— DATA TO PROCESS —

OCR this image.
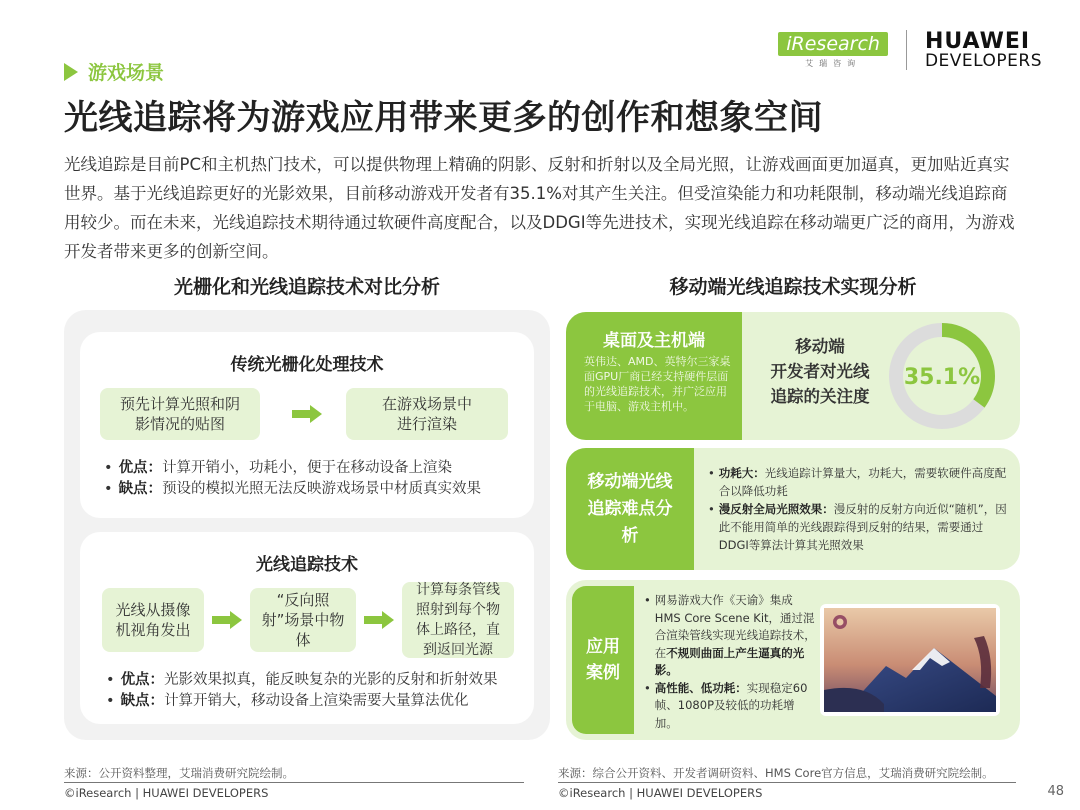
游戏场景
iResearch
艾瑞咨询
HUAWEI
DEVELOPERS
光线追踪将为游戏应用带来更多的创作和想象空间
光线追踪是目前PC和主机热门技术，可以提供物理上精确的阴影、反射和折射以及全局光照，让游戏画面更加逼真，更加贴近真实世界。基于光线追踪更好的光影效果，目前移动游戏开发者有35.1%对其产生关注。但受渲染能力和功耗限制，移动端光线追踪商用较少。而在未来，光线追踪技术期待通过软硬件高度配合，以及DDGI等先进技术，实现光线追踪在移动端更广泛的商用，为游戏开发者带来更多的创新空间。
光栅化和光线追踪技术对比分析	移动端光线追踪技术实现分析
传统光栅化处理技术
预先计算光照和阴影情况的贴图
在游戏场景中进行渲染
• 优点：计算开销小，功耗小，便于在移动设备上渲染
• 缺点：预设的模拟光照无法反映游戏场景中材质真实效果
光线追踪技术
光线从摄像机视角发出
“反向照射”场景中物体
计算每条管线照射到每个物体上路径，直到返回光源
• 优点：光影效果拟真，能反映复杂的光影的反射和折射效果
• 缺点：计算开销大，移动设备上渲染需要大量算法优化
桌面及主机端
英伟达、AMD、英特尔三家桌面GPU厂商已经支持硬件层面的光线追踪技术，并广泛应用于电脑、游戏主机中。
移动端
开发者对光线
追踪的关注度
35.1%
移动端光线追踪难点分析
• 功耗大：光线追踪计算量大，功耗大，需要软硬件高度配合以降低功耗
• 漫反射全局光照效果：漫反射的反射方向近似“随机”，因此不能用简单的光线跟踪得到反射的结果，需要通过DDGI等算法计算其光照效果
应用案例
• 网易游戏大作《天谕》集成HMS Core Scene Kit，通过混合渲染管线实现光线追踪技术，在不规则曲面上产生逼真的光影。
• 高性能、低功耗：实现稳定60帧、1080P及较低的功耗增加。
来源：公开资料整理，艾瑞消费研究院绘制。	来源：综合公开资料、开发者调研资料、HMS Core官方信息，艾瑞消费研究院绘制。
©iResearch | HUAWEI DEVELOPERS	©iResearch | HUAWEI DEVELOPERS	48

— DIRECTIONS —
Exclude every picture and copy the remaining data exactly.

— PROBLEM SOLUTION —
OCR this image.
游戏场景
iResearch
艾瑞咨询
HUAWEI
DEVELOPERS
光线追踪将为游戏应用带来更多的创作和想象空间
光线追踪是目前PC和主机热门技术，可以提供物理上精确的阴影、反射和折射以及全局光照，让游戏画面更加逼真，更加贴近真实世界。基于光线追踪更好的光影效果，目前移动游戏开发者有35.1%对其产生关注。但受渲染能力和功耗限制，移动端光线追踪商用较少。而在未来，光线追踪技术期待通过软硬件高度配合，以及DDGI等先进技术，实现光线追踪在移动端更广泛的商用，为游戏开发者带来更多的创新空间。
光栅化和光线追踪技术对比分析	移动端光线追踪技术实现分析
传统光栅化处理技术
预先计算光照和阴影情况的贴图
在游戏场景中进行渲染
• 优点：计算开销小，功耗小，便于在移动设备上渲染
• 缺点：预设的模拟光照无法反映游戏场景中材质真实效果
光线追踪技术
光线从摄像机视角发出
“反向照射”场景中物体
计算每条管线照射到每个物体上路径，直到返回光源
• 优点：光影效果拟真，能反映复杂的光影的反射和折射效果
• 缺点：计算开销大，移动设备上渲染需要大量算法优化
桌面及主机端
英伟达、AMD、英特尔三家桌面GPU厂商已经支持硬件层面的光线追踪技术，并广泛应用于电脑、游戏主机中。
移动端
开发者对光线
追踪的关注度
35.1%
移动端光线追踪难点分析
• 功耗大：光线追踪计算量大，功耗大，需要软硬件高度配合以降低功耗
• 漫反射全局光照效果：漫反射的反射方向近似“随机”，因此不能用简单的光线跟踪得到反射的结果，需要通过DDGI等算法计算其光照效果
应用案例
• 网易游戏大作《天谕》集成HMS Core Scene Kit，通过混合渲染管线实现光线追踪技术，在不规则曲面上产生逼真的光影。
• 高性能、低功耗：实现稳定60帧、1080P及较低的功耗增加。
来源：公开资料整理，艾瑞消费研究院绘制。	来源：综合公开资料、开发者调研资料、HMS Core官方信息，艾瑞消费研究院绘制。
©iResearch | HUAWEI DEVELOPERS	©iResearch | HUAWEI DEVELOPERS	48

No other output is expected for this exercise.